• EXERCISE TASK
Return all the data below as it stands, minus the pictures.

[Stored data entries]

....................

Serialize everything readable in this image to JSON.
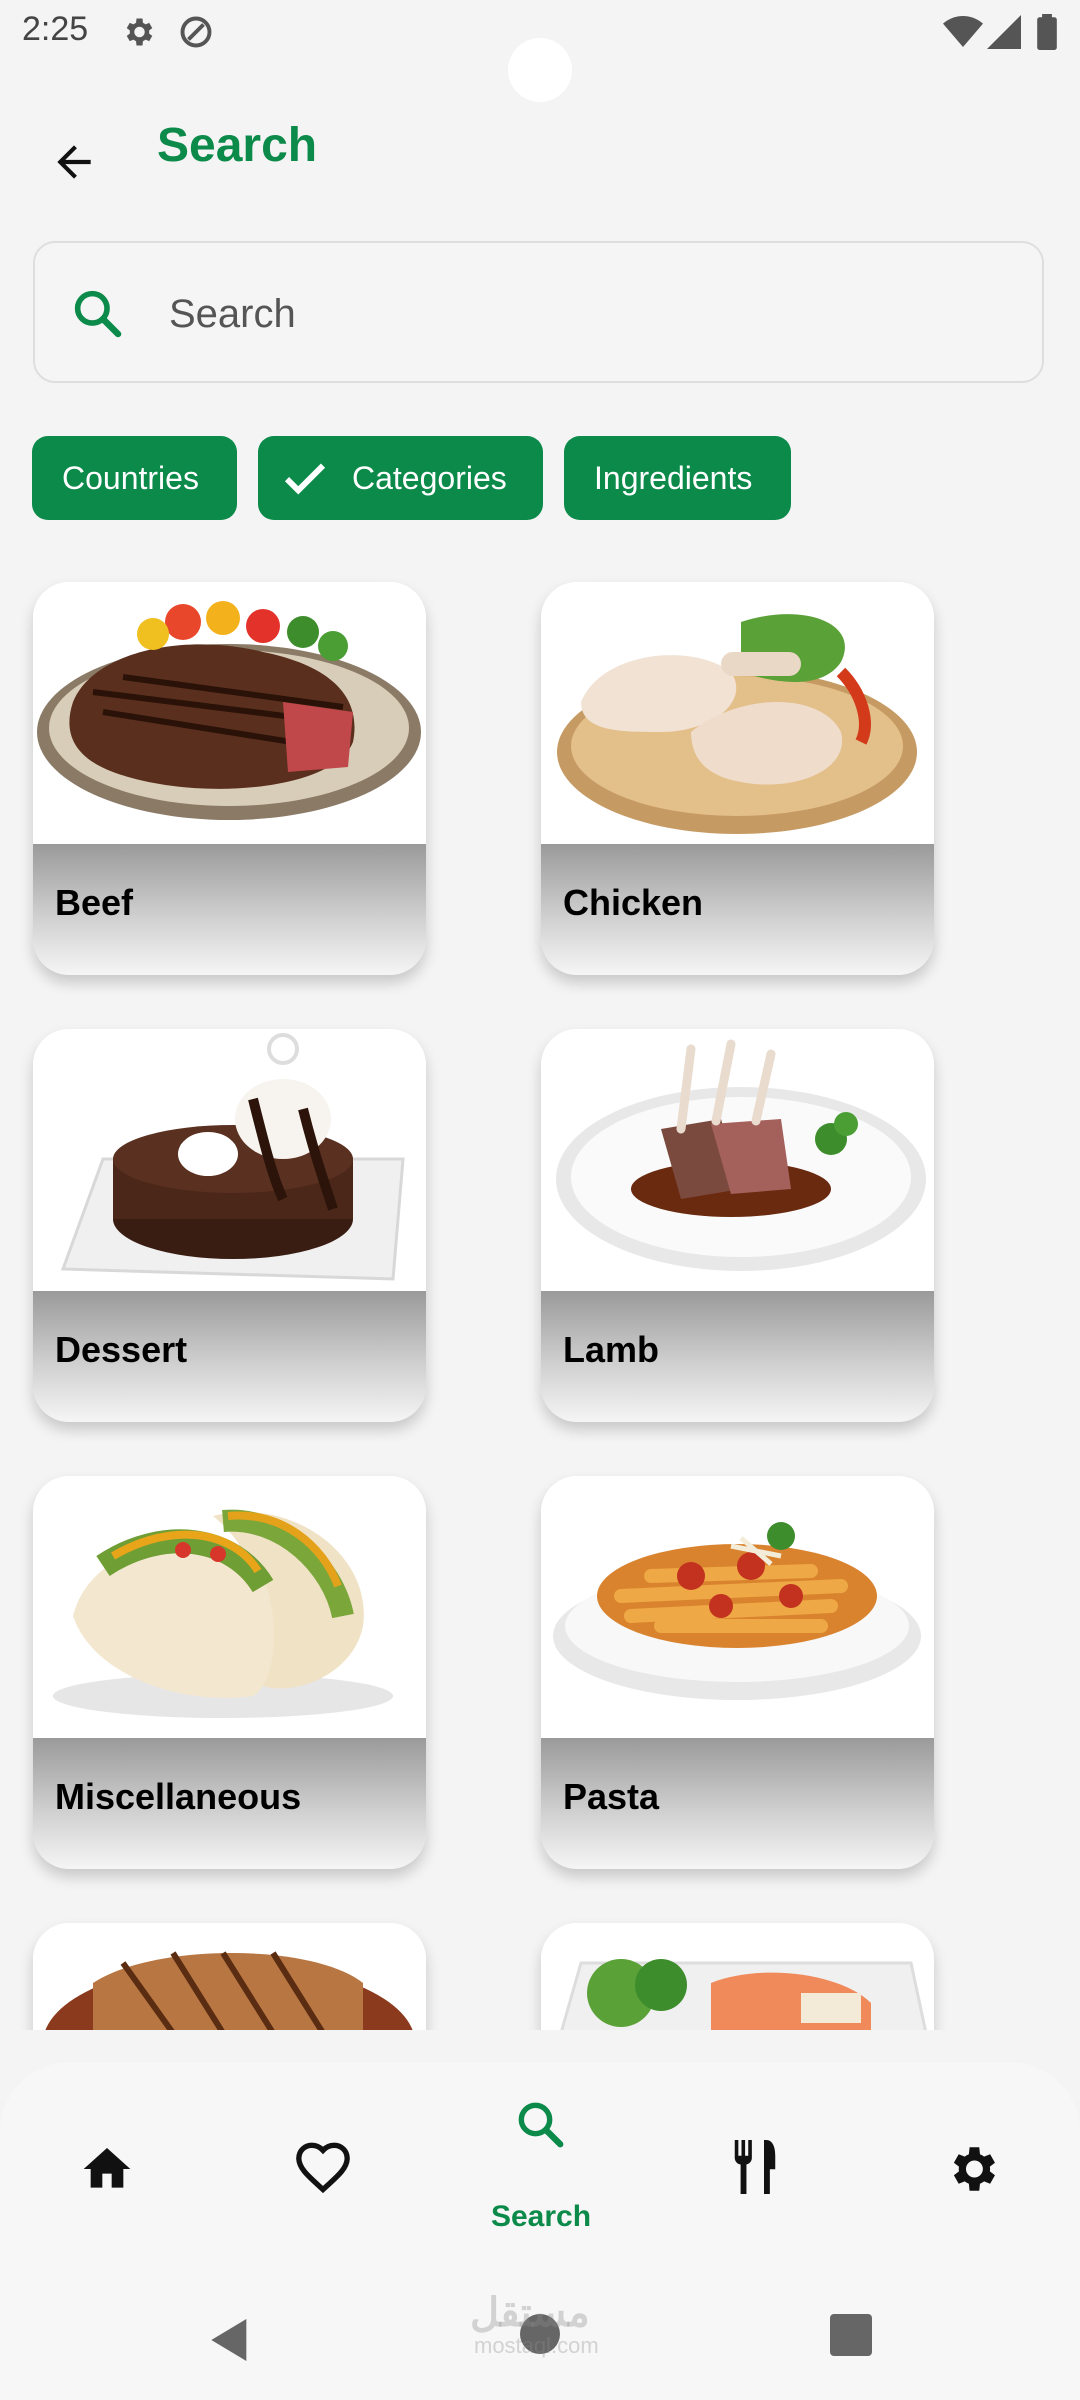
{
  "status_bar": {
    "time": "2:25"
  },
  "header": {
    "title": "Search"
  },
  "search": {
    "placeholder": "Search"
  },
  "filters": [
    {
      "label": "Countries",
      "selected": false
    },
    {
      "label": "Categories",
      "selected": true
    },
    {
      "label": "Ingredients",
      "selected": false
    }
  ],
  "categories": [
    {
      "name": "Beef"
    },
    {
      "name": "Chicken"
    },
    {
      "name": "Dessert"
    },
    {
      "name": "Lamb"
    },
    {
      "name": "Miscellaneous"
    },
    {
      "name": "Pasta"
    }
  ],
  "bottom_nav": {
    "active": "search",
    "items": [
      {
        "id": "home",
        "icon": "home-icon"
      },
      {
        "id": "favorites",
        "icon": "heart-icon"
      },
      {
        "id": "search",
        "icon": "search-icon",
        "label": "Search"
      },
      {
        "id": "meals",
        "icon": "fork-knife-icon"
      },
      {
        "id": "settings",
        "icon": "gear-icon"
      }
    ]
  },
  "watermark": {
    "text": "مستقل",
    "sub": "mostaql.com"
  },
  "colors": {
    "accent": "#0b8a4a",
    "background": "#f4f4f4"
  }
}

....................

• WRITTEN REPLY
Serialize everything readable in this image to JSON.
{
  "status_bar": {
    "time": "2:25"
  },
  "header": {
    "title": "Search"
  },
  "search": {
    "placeholder": "Search"
  },
  "filters": [
    {
      "label": "Countries",
      "selected": false
    },
    {
      "label": "Categories",
      "selected": true
    },
    {
      "label": "Ingredients",
      "selected": false
    }
  ],
  "categories": [
    {
      "name": "Beef"
    },
    {
      "name": "Chicken"
    },
    {
      "name": "Dessert"
    },
    {
      "name": "Lamb"
    },
    {
      "name": "Miscellaneous"
    },
    {
      "name": "Pasta"
    }
  ],
  "bottom_nav": {
    "active": "search",
    "items": [
      {
        "id": "home",
        "icon": "home-icon"
      },
      {
        "id": "favorites",
        "icon": "heart-icon"
      },
      {
        "id": "search",
        "icon": "search-icon",
        "label": "Search"
      },
      {
        "id": "meals",
        "icon": "fork-knife-icon"
      },
      {
        "id": "settings",
        "icon": "gear-icon"
      }
    ]
  },
  "watermark": {
    "text": "مستقل",
    "sub": "mostaql.com"
  },
  "colors": {
    "accent": "#0b8a4a",
    "background": "#f4f4f4"
  }
}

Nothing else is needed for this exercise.